What the task asks: In full and without alteration, give the listing again.

Records from a collection of figures:

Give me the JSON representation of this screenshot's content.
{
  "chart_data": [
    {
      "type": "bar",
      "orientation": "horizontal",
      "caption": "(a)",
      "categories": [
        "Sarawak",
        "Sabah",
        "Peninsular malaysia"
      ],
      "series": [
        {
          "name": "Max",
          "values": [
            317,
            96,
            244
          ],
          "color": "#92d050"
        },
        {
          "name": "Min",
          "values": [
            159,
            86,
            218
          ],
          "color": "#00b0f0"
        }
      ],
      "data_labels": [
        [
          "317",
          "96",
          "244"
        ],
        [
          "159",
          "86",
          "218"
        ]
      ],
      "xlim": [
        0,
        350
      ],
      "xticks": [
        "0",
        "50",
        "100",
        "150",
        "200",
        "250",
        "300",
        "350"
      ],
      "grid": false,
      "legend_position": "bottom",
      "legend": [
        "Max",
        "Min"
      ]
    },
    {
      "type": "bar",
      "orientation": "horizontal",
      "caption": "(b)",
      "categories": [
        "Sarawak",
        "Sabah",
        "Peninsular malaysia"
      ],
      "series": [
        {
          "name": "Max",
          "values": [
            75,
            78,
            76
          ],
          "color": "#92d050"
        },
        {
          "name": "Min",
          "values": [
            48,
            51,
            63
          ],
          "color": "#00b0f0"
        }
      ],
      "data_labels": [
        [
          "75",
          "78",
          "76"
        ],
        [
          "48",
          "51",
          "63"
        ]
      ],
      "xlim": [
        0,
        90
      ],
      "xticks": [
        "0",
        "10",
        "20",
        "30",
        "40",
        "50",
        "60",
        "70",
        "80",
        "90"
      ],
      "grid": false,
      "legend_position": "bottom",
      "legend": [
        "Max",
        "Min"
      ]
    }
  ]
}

Response to this exercise:
Give me the JSON representation of this screenshot's content.
{
  "chart_data": [
    {
      "type": "bar",
      "orientation": "horizontal",
      "caption": "(a)",
      "categories": [
        "Sarawak",
        "Sabah",
        "Peninsular malaysia"
      ],
      "series": [
        {
          "name": "Max",
          "values": [
            317,
            96,
            244
          ],
          "color": "#92d050"
        },
        {
          "name": "Min",
          "values": [
            159,
            86,
            218
          ],
          "color": "#00b0f0"
        }
      ],
      "data_labels": [
        [
          "317",
          "96",
          "244"
        ],
        [
          "159",
          "86",
          "218"
        ]
      ],
      "xlim": [
        0,
        350
      ],
      "xticks": [
        "0",
        "50",
        "100",
        "150",
        "200",
        "250",
        "300",
        "350"
      ],
      "grid": false,
      "legend_position": "bottom",
      "legend": [
        "Max",
        "Min"
      ]
    },
    {
      "type": "bar",
      "orientation": "horizontal",
      "caption": "(b)",
      "categories": [
        "Sarawak",
        "Sabah",
        "Peninsular malaysia"
      ],
      "series": [
        {
          "name": "Max",
          "values": [
            75,
            78,
            76
          ],
          "color": "#92d050"
        },
        {
          "name": "Min",
          "values": [
            48,
            51,
            63
          ],
          "color": "#00b0f0"
        }
      ],
      "data_labels": [
        [
          "75",
          "78",
          "76"
        ],
        [
          "48",
          "51",
          "63"
        ]
      ],
      "xlim": [
        0,
        90
      ],
      "xticks": [
        "0",
        "10",
        "20",
        "30",
        "40",
        "50",
        "60",
        "70",
        "80",
        "90"
      ],
      "grid": false,
      "legend_position": "bottom",
      "legend": [
        "Max",
        "Min"
      ]
    }
  ]
}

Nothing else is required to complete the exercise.